• **TASK DESCRIPTION**
Pick out the lines below with "Industrial" and list them.

• **GIVEN RECORDS**
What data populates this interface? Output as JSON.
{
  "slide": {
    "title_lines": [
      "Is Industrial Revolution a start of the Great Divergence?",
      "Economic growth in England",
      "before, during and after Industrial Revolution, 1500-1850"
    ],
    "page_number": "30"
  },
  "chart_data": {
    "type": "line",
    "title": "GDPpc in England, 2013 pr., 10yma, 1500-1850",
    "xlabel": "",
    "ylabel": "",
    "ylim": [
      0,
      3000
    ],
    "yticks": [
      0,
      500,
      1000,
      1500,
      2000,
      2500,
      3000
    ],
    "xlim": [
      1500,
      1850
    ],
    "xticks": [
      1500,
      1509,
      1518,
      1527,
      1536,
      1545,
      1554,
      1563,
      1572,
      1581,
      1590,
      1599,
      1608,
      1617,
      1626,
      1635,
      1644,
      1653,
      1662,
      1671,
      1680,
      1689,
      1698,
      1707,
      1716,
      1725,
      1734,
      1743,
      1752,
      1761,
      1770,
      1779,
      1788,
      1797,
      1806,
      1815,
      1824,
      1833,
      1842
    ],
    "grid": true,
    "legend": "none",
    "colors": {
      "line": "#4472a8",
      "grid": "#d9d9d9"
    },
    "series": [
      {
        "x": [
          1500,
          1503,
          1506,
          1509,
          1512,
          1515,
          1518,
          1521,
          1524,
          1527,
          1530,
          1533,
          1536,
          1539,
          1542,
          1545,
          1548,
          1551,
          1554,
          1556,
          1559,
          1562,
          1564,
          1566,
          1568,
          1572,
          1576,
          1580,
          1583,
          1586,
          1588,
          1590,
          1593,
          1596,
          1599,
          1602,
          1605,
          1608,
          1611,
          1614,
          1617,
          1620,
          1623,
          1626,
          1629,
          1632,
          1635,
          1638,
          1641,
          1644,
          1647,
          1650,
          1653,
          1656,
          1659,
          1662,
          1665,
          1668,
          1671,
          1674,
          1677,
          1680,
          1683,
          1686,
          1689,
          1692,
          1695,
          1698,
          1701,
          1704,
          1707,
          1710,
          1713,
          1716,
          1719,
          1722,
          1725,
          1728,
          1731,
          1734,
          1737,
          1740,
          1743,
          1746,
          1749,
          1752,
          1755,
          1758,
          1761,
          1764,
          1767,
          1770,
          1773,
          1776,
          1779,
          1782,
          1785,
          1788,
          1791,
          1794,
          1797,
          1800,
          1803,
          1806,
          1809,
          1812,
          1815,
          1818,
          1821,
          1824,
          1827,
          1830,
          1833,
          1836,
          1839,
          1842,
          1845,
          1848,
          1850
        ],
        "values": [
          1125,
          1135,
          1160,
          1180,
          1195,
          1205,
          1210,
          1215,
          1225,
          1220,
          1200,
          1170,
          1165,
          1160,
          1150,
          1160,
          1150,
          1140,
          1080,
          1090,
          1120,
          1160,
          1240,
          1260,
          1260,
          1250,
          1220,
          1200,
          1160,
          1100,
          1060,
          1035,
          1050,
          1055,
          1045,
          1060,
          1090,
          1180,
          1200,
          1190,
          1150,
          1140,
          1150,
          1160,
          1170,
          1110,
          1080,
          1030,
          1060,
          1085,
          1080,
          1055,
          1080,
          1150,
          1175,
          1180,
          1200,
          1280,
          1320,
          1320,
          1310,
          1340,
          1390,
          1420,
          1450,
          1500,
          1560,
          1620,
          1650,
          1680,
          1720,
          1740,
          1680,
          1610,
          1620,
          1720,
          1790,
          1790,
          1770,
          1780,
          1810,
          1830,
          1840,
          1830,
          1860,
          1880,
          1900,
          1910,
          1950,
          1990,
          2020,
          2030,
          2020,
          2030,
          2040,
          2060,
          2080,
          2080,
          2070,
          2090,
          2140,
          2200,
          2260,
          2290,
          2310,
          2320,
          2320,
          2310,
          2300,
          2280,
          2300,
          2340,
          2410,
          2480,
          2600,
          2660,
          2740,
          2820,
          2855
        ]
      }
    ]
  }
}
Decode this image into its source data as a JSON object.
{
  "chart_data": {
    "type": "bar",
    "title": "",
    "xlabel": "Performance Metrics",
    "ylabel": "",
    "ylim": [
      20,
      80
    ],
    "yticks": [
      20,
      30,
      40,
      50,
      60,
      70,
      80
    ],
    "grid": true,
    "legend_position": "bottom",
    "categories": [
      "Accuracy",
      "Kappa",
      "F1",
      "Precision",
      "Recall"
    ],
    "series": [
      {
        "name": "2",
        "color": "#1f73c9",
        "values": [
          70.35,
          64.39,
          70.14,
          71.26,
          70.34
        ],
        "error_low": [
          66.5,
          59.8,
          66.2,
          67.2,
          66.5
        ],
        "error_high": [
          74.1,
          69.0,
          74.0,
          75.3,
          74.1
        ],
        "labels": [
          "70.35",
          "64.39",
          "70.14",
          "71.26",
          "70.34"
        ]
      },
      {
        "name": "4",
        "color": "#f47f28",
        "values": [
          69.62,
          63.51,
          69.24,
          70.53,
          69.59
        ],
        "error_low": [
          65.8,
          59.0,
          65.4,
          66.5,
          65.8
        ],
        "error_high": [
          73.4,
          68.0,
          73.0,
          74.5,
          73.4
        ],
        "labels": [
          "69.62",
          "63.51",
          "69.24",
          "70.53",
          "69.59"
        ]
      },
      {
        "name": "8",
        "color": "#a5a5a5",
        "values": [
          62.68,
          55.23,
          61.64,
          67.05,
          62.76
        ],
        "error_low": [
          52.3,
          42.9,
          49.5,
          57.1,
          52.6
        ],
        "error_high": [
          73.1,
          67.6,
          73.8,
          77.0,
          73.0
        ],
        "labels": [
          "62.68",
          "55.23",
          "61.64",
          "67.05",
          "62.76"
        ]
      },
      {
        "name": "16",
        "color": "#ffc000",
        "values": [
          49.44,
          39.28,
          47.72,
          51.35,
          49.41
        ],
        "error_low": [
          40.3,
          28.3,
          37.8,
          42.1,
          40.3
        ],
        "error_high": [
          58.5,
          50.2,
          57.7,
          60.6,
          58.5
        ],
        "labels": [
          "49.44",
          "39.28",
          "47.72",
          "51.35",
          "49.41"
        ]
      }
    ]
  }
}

• **TASK RESULT**
      "Is Industrial Revolution a start of the Great Divergence?",
      "before, during and after Industrial Revolution, 1500-1850"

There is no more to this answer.